(TASK STATEMENT) Below are records; work out how many of their lines hold the string "What" and give that number alone.

---------- LISTING

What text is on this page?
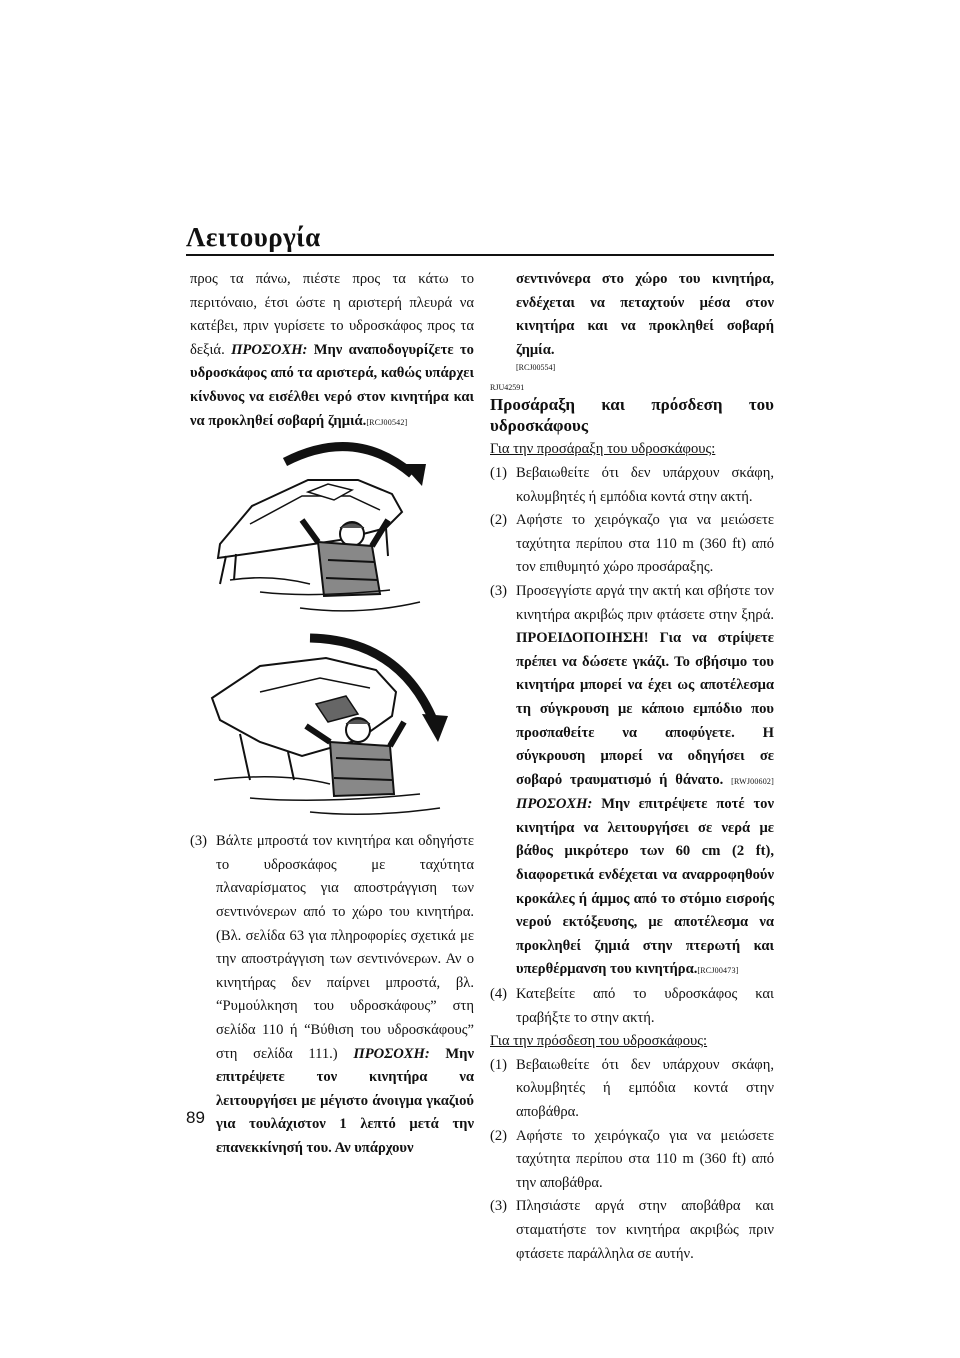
Λειτουργία

προς τα πάνω, πιέστε προς τα κάτω το περιτόναιο, έτσι ώστε η αριστερή πλευρά να κατέβει, πριν γυρίσετε το υδροσκάφος προς τα δεξιά. ΠΡΟΣΟΧΗ: Μην αναποδογυρίζετε το υδροσκάφος από τα αριστερά, καθώς υπάρχει κίνδυνος να εισέλθει νερό στον κινητήρα και να προκληθεί σοβαρή ζημιά.[RCJ00542]

(3) Βάλτε μπροστά τον κινητήρα και οδηγήστε το υδροσκάφος με ταχύτητα πλαναρίσματος για αποστράγγιση των σεντινόνερων από το χώρο του κινητήρα. (Βλ. σελίδα 63 για πληροφορίες σχετικά με την αποστράγγιση των σεντινόνερων. Αν ο κινητήρας δεν παίρνει μπροστά, βλ. “Ρυμούλκηση του υδροσκάφους” στη σελίδα 110 ή “Βύθιση του υδροσκάφους” στη σελίδα 111.) ΠΡΟΣΟΧΗ: Μην επιτρέψετε τον κινητήρα να λειτουργήσει με μέγιστο άνοιγμα γκαζιού για τουλάχιστον 1 λεπτό μετά την επανεκκίνησή του. Αν υπάρχουν

σεντινόνερα στο χώρο του κινητήρα, ενδέχεται να πεταχτούν μέσα στον κινητήρα και να προκληθεί σοβαρή ζημία.

[RCJ00554]

RJU42591

Προσάραξη και πρόσδεση του υδροσκάφους

Για την προσάραξη του υδροσκάφους:

(1) Βεβαιωθείτε ότι δεν υπάρχουν σκάφη, κολυμβητές ή εμπόδια κοντά στην ακτή.
(2) Αφήστε το χειρόγκαζο για να μειώσετε ταχύτητα περίπου στα 110 m (360 ft) από τον επιθυμητό χώρο προσάραξης.
(3) Προσεγγίστε αργά την ακτή και σβήστε τον κινητήρα ακριβώς πριν φτάσετε στην ξηρά. ΠΡΟΕΙΔΟΠΟΙΗΣΗ! Για να στρίψετε πρέπει να δώσετε γκάζι. Το σβήσιμο του κινητήρα μπορεί να έχει ως αποτέλεσμα τη σύγκρουση με κάποιο εμπόδιο που προσπαθείτε να αποφύγετε. Η σύγκρουση μπορεί να οδηγήσει σε σοβαρό τραυματισμό ή θάνατο. [RWJ00602] ΠΡΟΣΟΧΗ: Μην επιτρέψετε ποτέ τον κινητήρα να λειτουργήσει σε νερά με βάθος μικρότερο των 60 cm (2 ft), διαφορετικά ενδέχεται να αναρροφηθούν κροκάλες ή άμμος από το στόμιο εισροής νερού εκτόξευσης, με αποτέλεσμα να προκληθεί ζημιά στην πτερωτή και υπερθέρμανση του κινητήρα.[RCJ00473]
(4) Κατεβείτε από το υδροσκάφος και τραβήξτε το στην ακτή.

Για την πρόσδεση του υδροσκάφους:

(1) Βεβαιωθείτε ότι δεν υπάρχουν σκάφη, κολυμβητές ή εμπόδια κοντά στην αποβάθρα.
(2) Αφήστε το χειρόγκαζο για να μειώσετε ταχύτητα περίπου στα 110 m (360 ft) από την αποβάθρα.
(3) Πλησιάστε αργά στην αποβάθρα και σταματήστε τον κινητήρα ακριβώς πριν φτάσετε παράλληλα σε αυτήν.
89
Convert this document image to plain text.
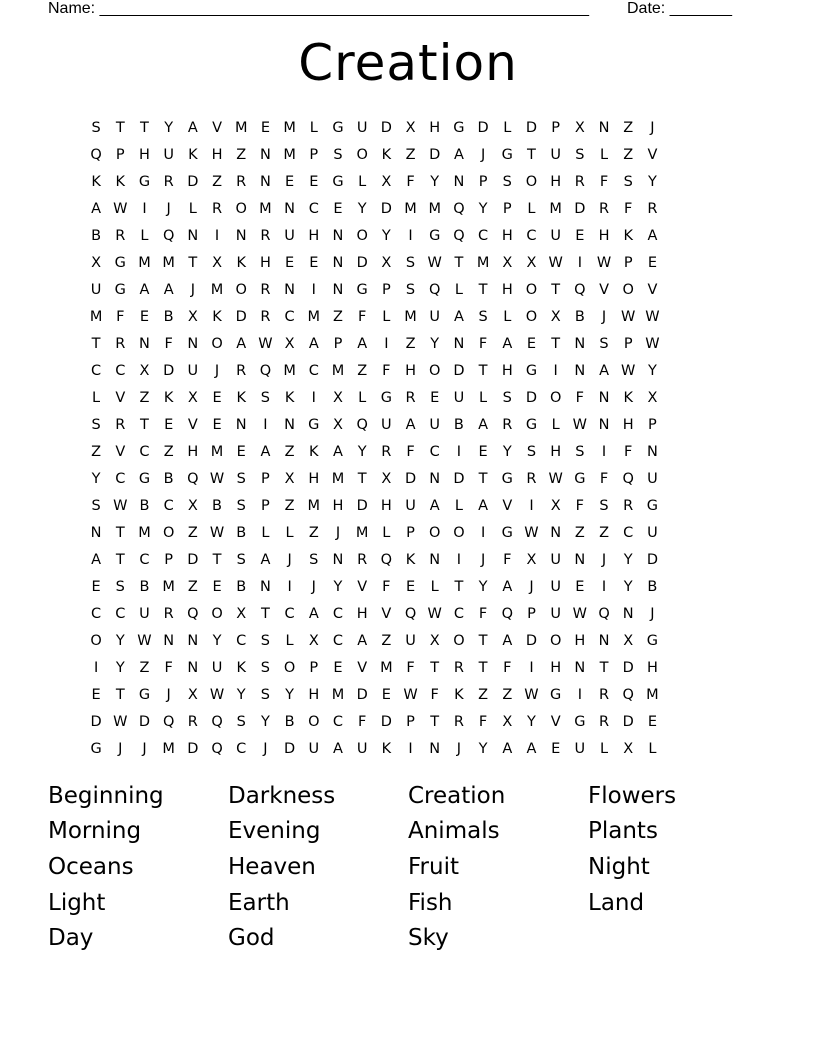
Name: _______________________________________________________ Date: _______
Creation
S	T	T	Y	A V M E M L	G U D X H G D	L	D P	X N Z	J
Q P H U K H Z N M P	S O K Z D A	J	G T U S	L	Z V
K	K G R D Z R N E	E G	L	X	F	Y N P	S O H R	F	S	Y
A W	I	J	L	R O M N C	E	Y D M M Q Y	P	L M D R	F	R
B R	L Q N	I	N R U H N O Y	I	G Q C H C U E H K A
X G M M T	X K H E	E N D X	S W T M X X W	I	W P	E
U G A A	J	M O R N	I	N G P	S Q L	T H O T Q V O V
M F	E	B X K D R C M Z	F	L M U A	S	L O X B	J	W W
T	R N	F	N O A W X A	P	A	I	Z	Y N	F	A	E	T N S	P W
C C X D U	J	R Q M C M Z	F	H O D T H G	I	N A W Y
L	V Z K X	E	K	S	K	I	X	L	G R	E U	L	S D O F	N K X
S	R	T	E	V	E N	I	N G X Q U A U B A R G	L W N H P
Z V C Z H M E	A Z K A	Y	R	F	C	I	E	Y	S H S	I	F	N
Y	C G B Q W S	P	X H M T	X D N D T G R W G F Q U
S W B C X B	S	P	Z M H D H U A	L	A V	I	X	F	S	R G
N T M O Z W B	L	L	Z	J	M L	P O O	I	G W N Z Z C U
A	T	C	P D T	S	A	J	S N R Q K N	I	J	F	X U N	J	Y D
E	S	B M Z	E	B N	I	J	Y	V	F	E	L	T	Y	A	J	U E	I	Y	B
C C U R Q O X	T	C A C H V Q W C	F Q P	U W Q N	J
O Y W N N Y	C	S	L	X C A Z U X O T	A D O H N X G
I	Y	Z	F	N U K	S O P	E	V M F	T	R	T	F	I	H N T D H
E	T G	J	X W Y	S	Y H M D E W F	K Z Z W G	I	R Q M
D W D Q R Q S	Y	B O C	F D P	T	R	F	X	Y	V G R D E
G	J	J	M D Q C	J	D U A U K	I	N	J	Y	A A	E U	L	X	L
Beginning	Darkness	Creation	Flowers
Morning	Evening	Animals	Plants
Oceans	Heaven	Fruit	Night
Light	Earth	Fish	Land
Day	God	Sky
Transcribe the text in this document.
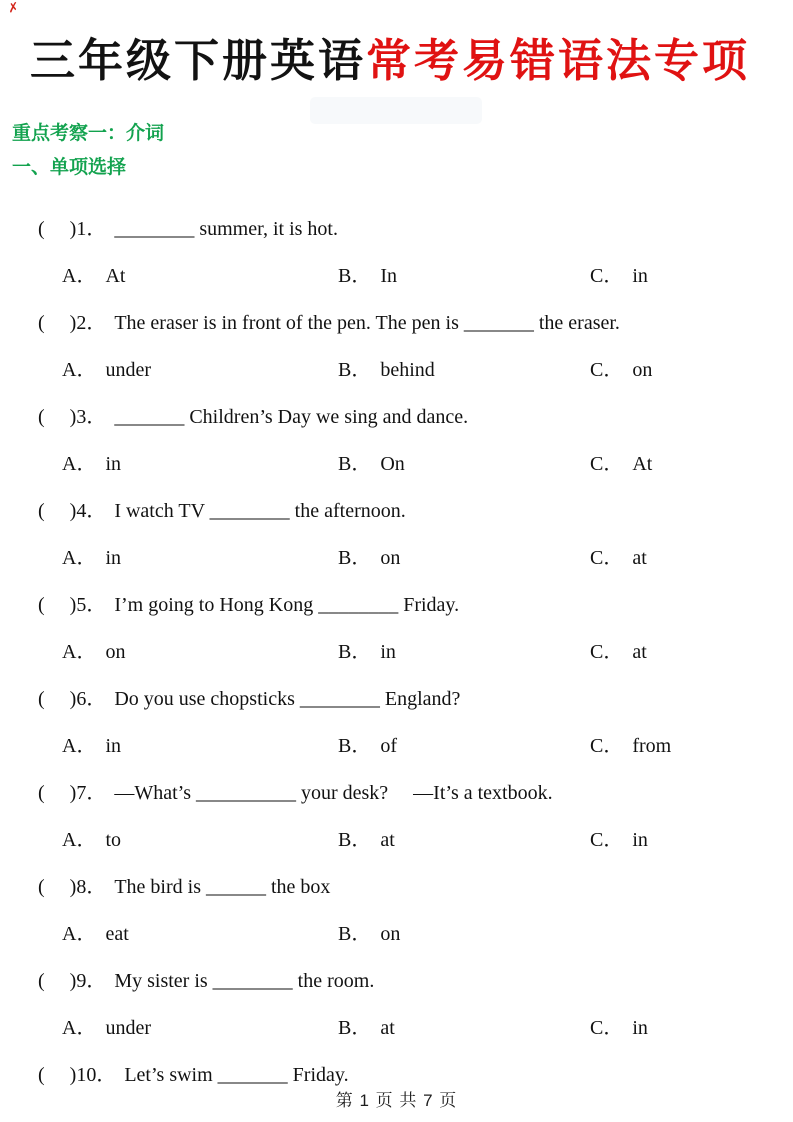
✗
三年级下册英语常考易错语法专项
重点考察一：介词
一、单项选择
(　 )1． ________ summer, it is hot.
A． At	B． In	C． in
(　 )2． The eraser is in front of the pen. The pen is _______ the eraser.
A． under	B． behind	C． on
(　 )3． _______ Children’s Day we sing and dance.
A． in	B． On	C． At
(　 )4． I watch TV ________ the afternoon.
A． in	B． on	C． at
(　 )5． I’m going to Hong Kong ________ Friday.
A． on	B． in	C． at
(　 )6． Do you use chopsticks ________ England?
A． in	B． of	C． from
(　 )7． —What’s __________ your desk? 　—It’s a textbook.
A． to	B． at	C． in
(　 )8． The bird is ______ the box
A． eat	B． on
(　 )9． My sister is ________ the room.
A． under	B． at	C． in
(　 )10． Let’s swim _______ Friday.
第 1 页 共 7 页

--------------------

(EXERCISE OUTPUT) 2